--- begin ROWS ---

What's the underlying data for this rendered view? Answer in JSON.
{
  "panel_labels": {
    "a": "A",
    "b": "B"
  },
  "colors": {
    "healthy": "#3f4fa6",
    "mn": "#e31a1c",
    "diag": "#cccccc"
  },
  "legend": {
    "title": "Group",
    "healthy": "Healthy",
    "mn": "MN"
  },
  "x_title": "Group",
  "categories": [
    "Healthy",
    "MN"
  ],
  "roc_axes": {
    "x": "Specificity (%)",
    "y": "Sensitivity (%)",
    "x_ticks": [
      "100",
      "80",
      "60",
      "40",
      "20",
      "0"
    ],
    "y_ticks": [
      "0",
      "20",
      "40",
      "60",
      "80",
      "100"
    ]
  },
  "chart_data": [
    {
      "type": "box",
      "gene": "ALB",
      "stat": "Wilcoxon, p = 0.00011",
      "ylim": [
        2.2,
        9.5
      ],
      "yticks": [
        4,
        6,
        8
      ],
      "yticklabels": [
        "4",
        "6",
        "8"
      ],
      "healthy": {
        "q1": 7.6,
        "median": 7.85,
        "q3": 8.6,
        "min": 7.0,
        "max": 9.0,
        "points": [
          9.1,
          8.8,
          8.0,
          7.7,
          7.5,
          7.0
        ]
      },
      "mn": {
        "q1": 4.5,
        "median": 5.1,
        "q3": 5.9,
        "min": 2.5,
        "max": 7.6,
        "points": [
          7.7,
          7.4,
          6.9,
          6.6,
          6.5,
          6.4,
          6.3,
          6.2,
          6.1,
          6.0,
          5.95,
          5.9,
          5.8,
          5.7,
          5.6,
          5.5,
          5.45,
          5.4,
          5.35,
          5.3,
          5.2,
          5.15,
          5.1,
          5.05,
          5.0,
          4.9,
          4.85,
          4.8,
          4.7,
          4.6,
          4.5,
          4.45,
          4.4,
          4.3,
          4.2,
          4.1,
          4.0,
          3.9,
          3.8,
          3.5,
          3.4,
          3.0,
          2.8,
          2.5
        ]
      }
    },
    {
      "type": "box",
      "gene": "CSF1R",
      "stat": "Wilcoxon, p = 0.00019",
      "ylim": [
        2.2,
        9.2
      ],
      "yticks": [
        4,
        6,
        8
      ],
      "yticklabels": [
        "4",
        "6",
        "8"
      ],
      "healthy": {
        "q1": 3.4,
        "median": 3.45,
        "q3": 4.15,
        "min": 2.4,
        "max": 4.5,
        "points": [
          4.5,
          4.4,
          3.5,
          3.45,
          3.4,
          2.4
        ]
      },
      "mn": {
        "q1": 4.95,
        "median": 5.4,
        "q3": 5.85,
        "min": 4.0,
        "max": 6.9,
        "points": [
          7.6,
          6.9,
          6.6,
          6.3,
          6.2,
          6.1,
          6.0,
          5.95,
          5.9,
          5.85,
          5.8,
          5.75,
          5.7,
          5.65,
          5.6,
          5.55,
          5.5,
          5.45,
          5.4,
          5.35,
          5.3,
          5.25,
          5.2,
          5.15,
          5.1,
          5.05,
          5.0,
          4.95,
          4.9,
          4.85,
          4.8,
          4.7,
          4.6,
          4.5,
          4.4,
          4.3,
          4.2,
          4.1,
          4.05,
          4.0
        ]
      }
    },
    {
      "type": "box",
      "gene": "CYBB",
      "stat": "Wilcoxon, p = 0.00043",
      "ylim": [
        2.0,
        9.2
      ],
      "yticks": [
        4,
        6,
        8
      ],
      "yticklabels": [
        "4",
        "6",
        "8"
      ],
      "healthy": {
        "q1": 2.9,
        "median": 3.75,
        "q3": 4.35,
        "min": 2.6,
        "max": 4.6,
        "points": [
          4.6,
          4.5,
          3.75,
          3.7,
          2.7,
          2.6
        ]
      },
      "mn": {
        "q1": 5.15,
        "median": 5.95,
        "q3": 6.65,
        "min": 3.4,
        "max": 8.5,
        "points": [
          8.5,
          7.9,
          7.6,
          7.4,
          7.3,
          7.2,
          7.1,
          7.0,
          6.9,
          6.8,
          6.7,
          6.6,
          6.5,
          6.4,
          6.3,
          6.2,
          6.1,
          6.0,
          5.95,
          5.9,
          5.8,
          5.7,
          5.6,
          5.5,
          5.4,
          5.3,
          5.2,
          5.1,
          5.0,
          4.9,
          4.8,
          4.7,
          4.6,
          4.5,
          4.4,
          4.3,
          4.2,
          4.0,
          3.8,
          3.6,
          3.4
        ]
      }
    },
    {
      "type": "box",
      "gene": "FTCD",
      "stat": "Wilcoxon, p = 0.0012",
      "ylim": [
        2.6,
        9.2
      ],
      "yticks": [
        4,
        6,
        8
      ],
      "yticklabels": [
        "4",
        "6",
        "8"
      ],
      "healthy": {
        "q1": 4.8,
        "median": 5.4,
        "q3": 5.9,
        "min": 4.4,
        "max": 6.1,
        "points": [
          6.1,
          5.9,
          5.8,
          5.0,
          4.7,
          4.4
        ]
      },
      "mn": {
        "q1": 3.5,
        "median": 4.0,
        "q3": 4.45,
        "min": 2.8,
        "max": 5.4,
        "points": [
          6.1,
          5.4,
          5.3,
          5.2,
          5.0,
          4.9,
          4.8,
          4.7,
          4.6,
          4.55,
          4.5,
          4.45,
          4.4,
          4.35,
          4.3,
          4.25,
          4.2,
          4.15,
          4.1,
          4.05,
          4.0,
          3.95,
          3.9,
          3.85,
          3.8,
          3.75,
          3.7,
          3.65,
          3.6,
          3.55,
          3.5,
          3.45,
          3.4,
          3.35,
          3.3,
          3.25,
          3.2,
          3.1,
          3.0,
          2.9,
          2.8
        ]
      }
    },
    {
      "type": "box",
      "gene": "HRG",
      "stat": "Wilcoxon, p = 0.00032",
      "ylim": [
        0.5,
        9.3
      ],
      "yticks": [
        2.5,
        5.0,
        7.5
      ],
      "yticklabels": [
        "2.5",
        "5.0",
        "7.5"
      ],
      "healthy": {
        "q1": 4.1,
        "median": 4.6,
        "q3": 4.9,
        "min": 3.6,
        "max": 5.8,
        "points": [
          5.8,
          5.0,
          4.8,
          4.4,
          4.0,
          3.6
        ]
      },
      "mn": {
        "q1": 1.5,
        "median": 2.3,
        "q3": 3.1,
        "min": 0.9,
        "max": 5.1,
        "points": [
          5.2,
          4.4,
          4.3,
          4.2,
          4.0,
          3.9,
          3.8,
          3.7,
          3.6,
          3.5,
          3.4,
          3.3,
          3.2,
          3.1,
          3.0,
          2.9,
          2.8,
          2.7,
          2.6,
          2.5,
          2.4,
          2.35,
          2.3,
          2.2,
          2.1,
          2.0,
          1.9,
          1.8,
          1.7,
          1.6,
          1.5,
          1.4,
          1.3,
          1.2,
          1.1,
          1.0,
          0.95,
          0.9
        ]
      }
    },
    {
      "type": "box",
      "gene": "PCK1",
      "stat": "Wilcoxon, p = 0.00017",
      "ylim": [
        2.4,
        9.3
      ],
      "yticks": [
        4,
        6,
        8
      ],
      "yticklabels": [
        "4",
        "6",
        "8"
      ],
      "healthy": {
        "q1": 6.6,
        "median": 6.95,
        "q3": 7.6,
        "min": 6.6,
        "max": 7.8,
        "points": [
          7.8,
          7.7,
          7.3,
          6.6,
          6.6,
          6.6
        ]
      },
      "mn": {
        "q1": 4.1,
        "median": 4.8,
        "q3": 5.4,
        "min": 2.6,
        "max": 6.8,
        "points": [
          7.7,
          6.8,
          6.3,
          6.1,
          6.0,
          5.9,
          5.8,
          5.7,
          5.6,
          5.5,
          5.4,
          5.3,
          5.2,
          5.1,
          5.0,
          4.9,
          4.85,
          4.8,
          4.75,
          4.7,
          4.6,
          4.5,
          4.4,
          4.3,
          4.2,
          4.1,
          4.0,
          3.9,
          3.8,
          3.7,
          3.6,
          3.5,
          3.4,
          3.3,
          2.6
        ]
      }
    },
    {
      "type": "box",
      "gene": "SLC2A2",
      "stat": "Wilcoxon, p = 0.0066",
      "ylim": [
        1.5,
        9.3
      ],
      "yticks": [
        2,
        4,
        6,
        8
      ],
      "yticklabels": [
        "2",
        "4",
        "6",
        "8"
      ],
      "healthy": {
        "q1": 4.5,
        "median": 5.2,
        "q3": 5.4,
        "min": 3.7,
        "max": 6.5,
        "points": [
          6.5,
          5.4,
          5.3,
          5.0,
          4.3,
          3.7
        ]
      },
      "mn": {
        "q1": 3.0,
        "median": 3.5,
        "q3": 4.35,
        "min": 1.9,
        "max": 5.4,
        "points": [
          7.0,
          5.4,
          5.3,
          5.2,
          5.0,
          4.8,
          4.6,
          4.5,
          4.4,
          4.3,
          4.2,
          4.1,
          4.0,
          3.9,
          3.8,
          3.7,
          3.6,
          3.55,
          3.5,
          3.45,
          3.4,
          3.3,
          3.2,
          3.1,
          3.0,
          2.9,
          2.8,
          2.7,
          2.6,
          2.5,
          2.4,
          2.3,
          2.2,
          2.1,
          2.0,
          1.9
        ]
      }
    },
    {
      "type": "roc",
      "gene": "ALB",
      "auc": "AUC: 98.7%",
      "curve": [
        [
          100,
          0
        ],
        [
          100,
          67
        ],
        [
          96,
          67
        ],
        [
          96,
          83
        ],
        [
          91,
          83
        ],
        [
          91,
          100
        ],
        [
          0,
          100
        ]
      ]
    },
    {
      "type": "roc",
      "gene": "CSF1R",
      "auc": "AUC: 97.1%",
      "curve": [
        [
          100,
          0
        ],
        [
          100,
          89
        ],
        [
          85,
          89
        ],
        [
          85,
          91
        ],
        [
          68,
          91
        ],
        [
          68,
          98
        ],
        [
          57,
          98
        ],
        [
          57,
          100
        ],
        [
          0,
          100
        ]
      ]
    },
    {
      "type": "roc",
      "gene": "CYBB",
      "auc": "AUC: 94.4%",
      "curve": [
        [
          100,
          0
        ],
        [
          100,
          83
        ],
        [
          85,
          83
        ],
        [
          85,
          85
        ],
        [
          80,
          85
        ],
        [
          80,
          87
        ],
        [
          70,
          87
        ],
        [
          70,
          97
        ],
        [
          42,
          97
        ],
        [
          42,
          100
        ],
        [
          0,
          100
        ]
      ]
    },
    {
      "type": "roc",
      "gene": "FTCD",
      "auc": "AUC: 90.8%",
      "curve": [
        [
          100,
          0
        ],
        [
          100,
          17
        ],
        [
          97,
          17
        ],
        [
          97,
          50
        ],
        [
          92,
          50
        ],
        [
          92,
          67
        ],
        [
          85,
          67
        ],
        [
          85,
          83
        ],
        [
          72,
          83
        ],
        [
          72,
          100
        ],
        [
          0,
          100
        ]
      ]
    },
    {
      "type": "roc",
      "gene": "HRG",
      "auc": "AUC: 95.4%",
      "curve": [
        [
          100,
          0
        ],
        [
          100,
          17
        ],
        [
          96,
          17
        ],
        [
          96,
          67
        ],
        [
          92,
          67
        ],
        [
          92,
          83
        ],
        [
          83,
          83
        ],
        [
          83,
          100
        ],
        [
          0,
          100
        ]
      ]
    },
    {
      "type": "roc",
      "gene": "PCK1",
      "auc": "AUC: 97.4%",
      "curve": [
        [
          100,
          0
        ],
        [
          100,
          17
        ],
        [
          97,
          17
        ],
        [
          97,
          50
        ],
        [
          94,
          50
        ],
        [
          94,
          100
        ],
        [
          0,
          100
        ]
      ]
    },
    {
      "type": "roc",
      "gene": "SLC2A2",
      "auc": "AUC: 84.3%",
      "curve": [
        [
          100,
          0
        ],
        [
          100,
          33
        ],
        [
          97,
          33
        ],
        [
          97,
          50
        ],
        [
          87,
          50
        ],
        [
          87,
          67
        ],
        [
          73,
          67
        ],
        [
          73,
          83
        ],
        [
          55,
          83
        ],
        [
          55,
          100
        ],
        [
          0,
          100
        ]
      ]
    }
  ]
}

--- end ROWS ---

• WORK INSTRUCTIONS: How many lines in the records above contain the word "Wilcoxon"? Give only the number.

• OUTPUT: 7